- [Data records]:
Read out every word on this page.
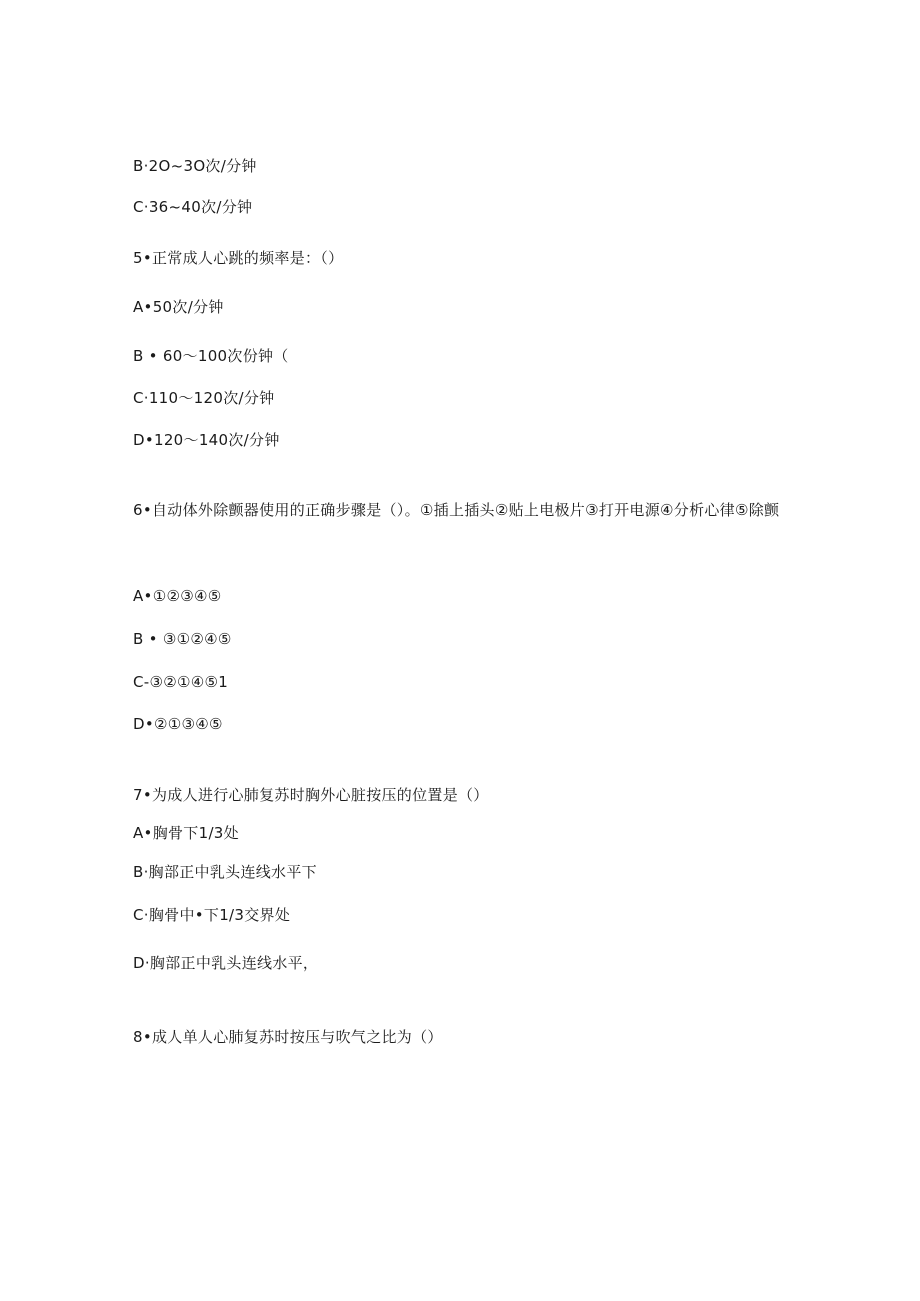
B·2O~3O次/分钟
C·36~40次/分钟
5•正常成人心跳的频率是：（）
A•50次/分钟
B • 60～100次份钟（
C·110～120次/分钟
D•120～140次/分钟
6•自动体外除颤器使用的正确步骤是（）。①插上插头②贴上电极片③打开电源④分析心律⑤除颤
A•①②③④⑤
B • ③①②④⑤
C-③②①④⑤1
D•②①③④⑤
7•为成人进行心肺复苏时胸外心脏按压的位置是（）
A•胸骨下1/3处
B·胸部正中乳头连线水平下
C·胸骨中•下1/3交界处
D·胸部正中乳头连线水平，
8•成人单人心肺复苏时按压与吹气之比为（）
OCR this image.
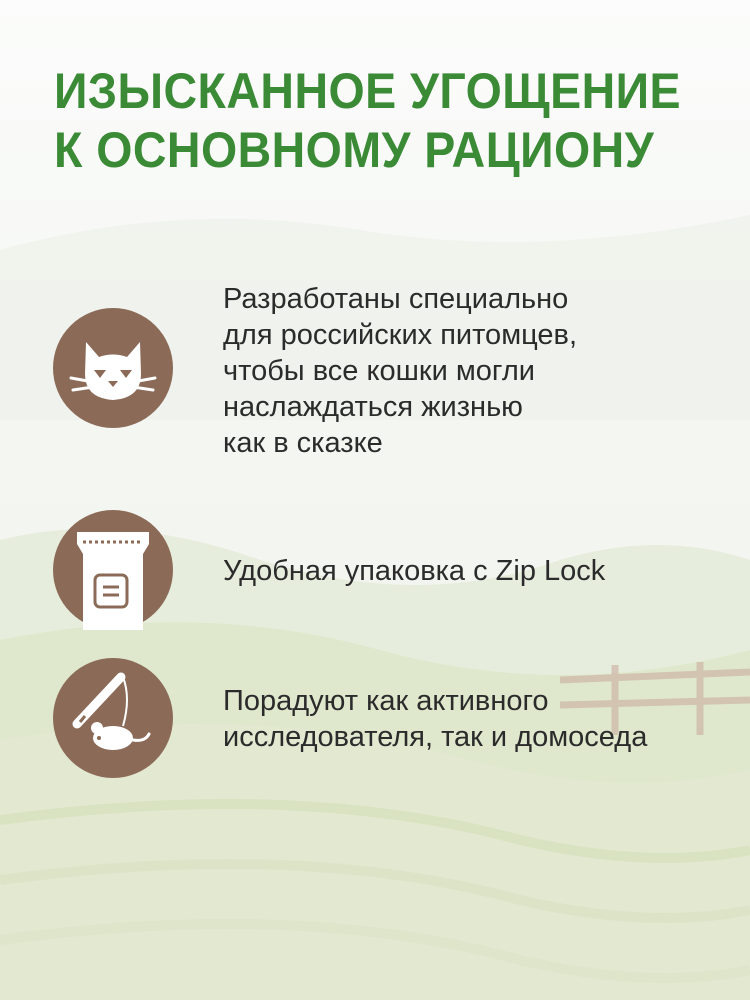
ИЗЫСКАННОЕ УГОЩЕНИЕ
К ОСНОВНОМУ РАЦИОНУ
Разработаны специально
для российских питомцев,
чтобы все кошки могли
наслаждаться жизнью
как в сказке
Удобная упаковка с Zip Lock
Порадуют как активного
исследователя, так и домоседа
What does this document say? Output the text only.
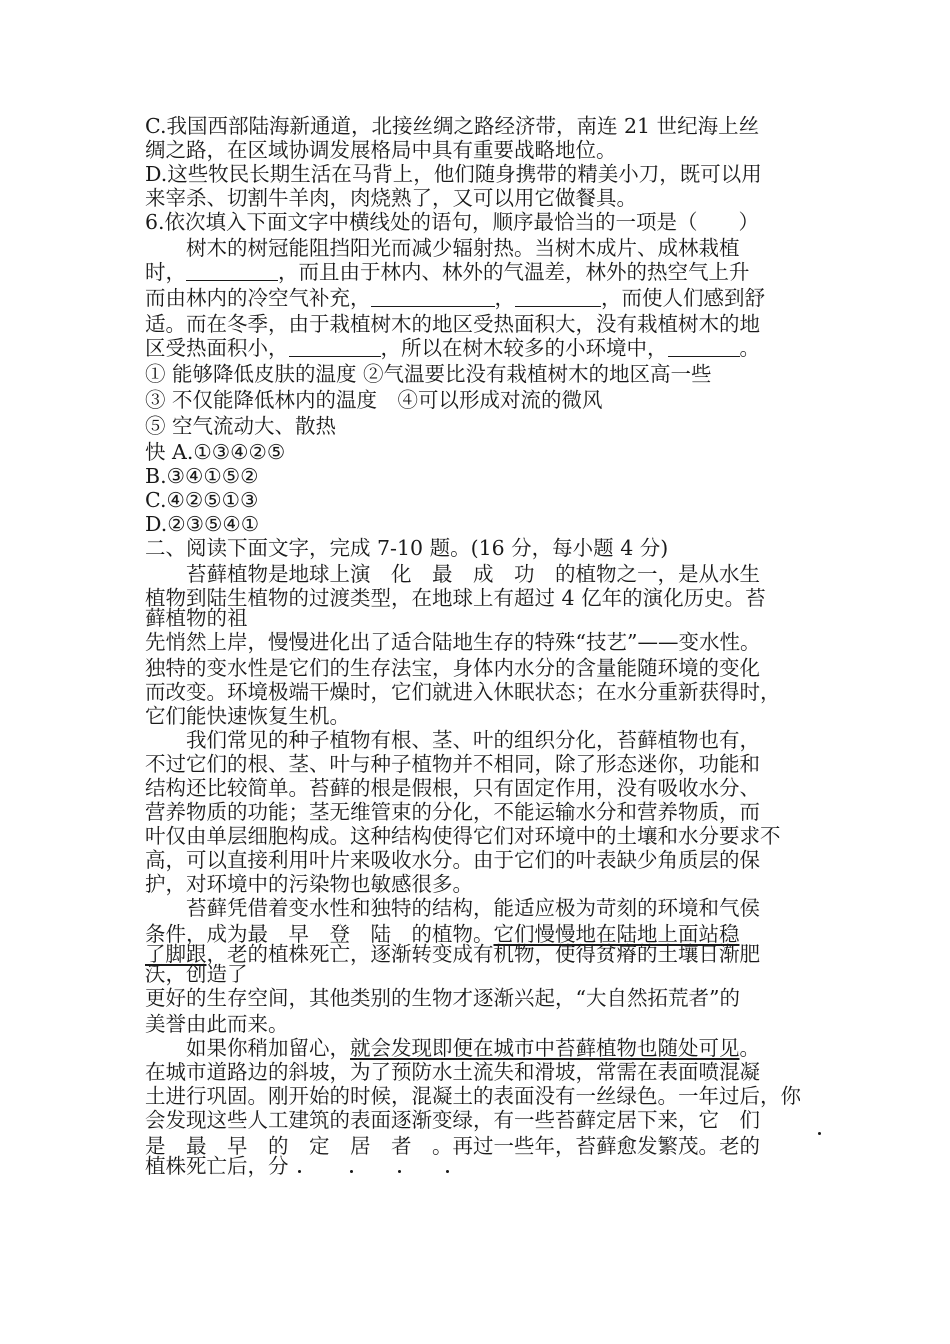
C.我国西部陆海新通道，北接丝绸之路经济带，南连 21 世纪海上丝
绸之路，在区域协调发展格局中具有重要战略地位。
D.这些牧民长期生活在马背上，他们随身携带的精美小刀，既可以用
来宰杀、切割牛羊肉，肉烧熟了，又可以用它做餐具。
6.依次填入下面文字中横线处的语句，顺序最恰当的一项是（　　）
　　树木的树冠能阻挡阳光而减少辐射热。当树木成片、成林栽植
时，	，而且由于林内、林外的气温差，林外的热空气上升
而由林内的冷空气补充，	，	，而使人们感到舒
适。而在冬季，由于栽植树木的地区受热面积大，没有栽植树木的地
区受热面积小，	，所以在树木较多的小环境中，	。
① 能够降低皮肤的温度 ②气温要比没有栽植树木的地区高一些
③ 不仅能降低林内的温度　④可以形成对流的微风
⑤ 空气流动大、散热
快 A.①③④②⑤
B.③④①⑤②
C.④②⑤①③
D.②③⑤④①
二、阅读下面文字，完成 7-10 题。(16 分，每小题 4 分)
　　苔藓植物是地球上演　化　最　成　功　的植物之一，是从水生
植物到陆生植物的过渡类型，在地球上有超过 4 亿年的演化历史。苔
藓植物的祖
先悄然上岸，慢慢进化出了适合陆地生存的特殊“技艺”——变水性。
独特的变水性是它们的生存法宝，身体内水分的含量能随环境的变化
而改变。环境极端干燥时，它们就进入休眠状态；在水分重新获得时，
它们能快速恢复生机。
　　我们常见的种子植物有根、茎、叶的组织分化，苔藓植物也有，
不过它们的根、茎、叶与种子植物并不相同，除了形态迷你，功能和
结构还比较简单。苔藓的根是假根，只有固定作用，没有吸收水分、
营养物质的功能；茎无维管束的分化，不能运输水分和营养物质，而
叶仅由单层细胞构成。这种结构使得它们对环境中的土壤和水分要求不
高，可以直接利用叶片来吸收水分。由于它们的叶表缺少角质层的保
护，对环境中的污染物也敏感很多。
　　苔藓凭借着变水性和独特的结构，能适应极为苛刻的环境和气侯
条件，成为最　早　登　陆　的植物。它们慢慢地在陆地上面站稳
了脚跟，老的植株死亡，逐渐转变成有机物，使得贫瘠的土壤日渐肥
沃，创造了
更好的生存空间，其他类别的生物才逐渐兴起，“大自然拓荒者”的
美誉由此而来。
　　如果你稍加留心，就会发现即便在城市中苔藓植物也随处可见。
在城市道路边的斜坡，为了预防水土流失和滑坡，常需在表面喷混凝
土进行巩固。刚开始的时候，混凝土的表面没有一丝绿色。一年过后，你
会发现这些人工建筑的表面逐渐变绿，有一些苔藓定居下来，它　们
是　最　早　的　定　居　者　。再过一些年，苔藓愈发繁茂。老的
植株死亡后，分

- [Requirements]: Pull out and copy each line containing the string "this".

- [Answer in full]:
Read out every word on this page.
OCR this image.
What does this document say? Output the text only.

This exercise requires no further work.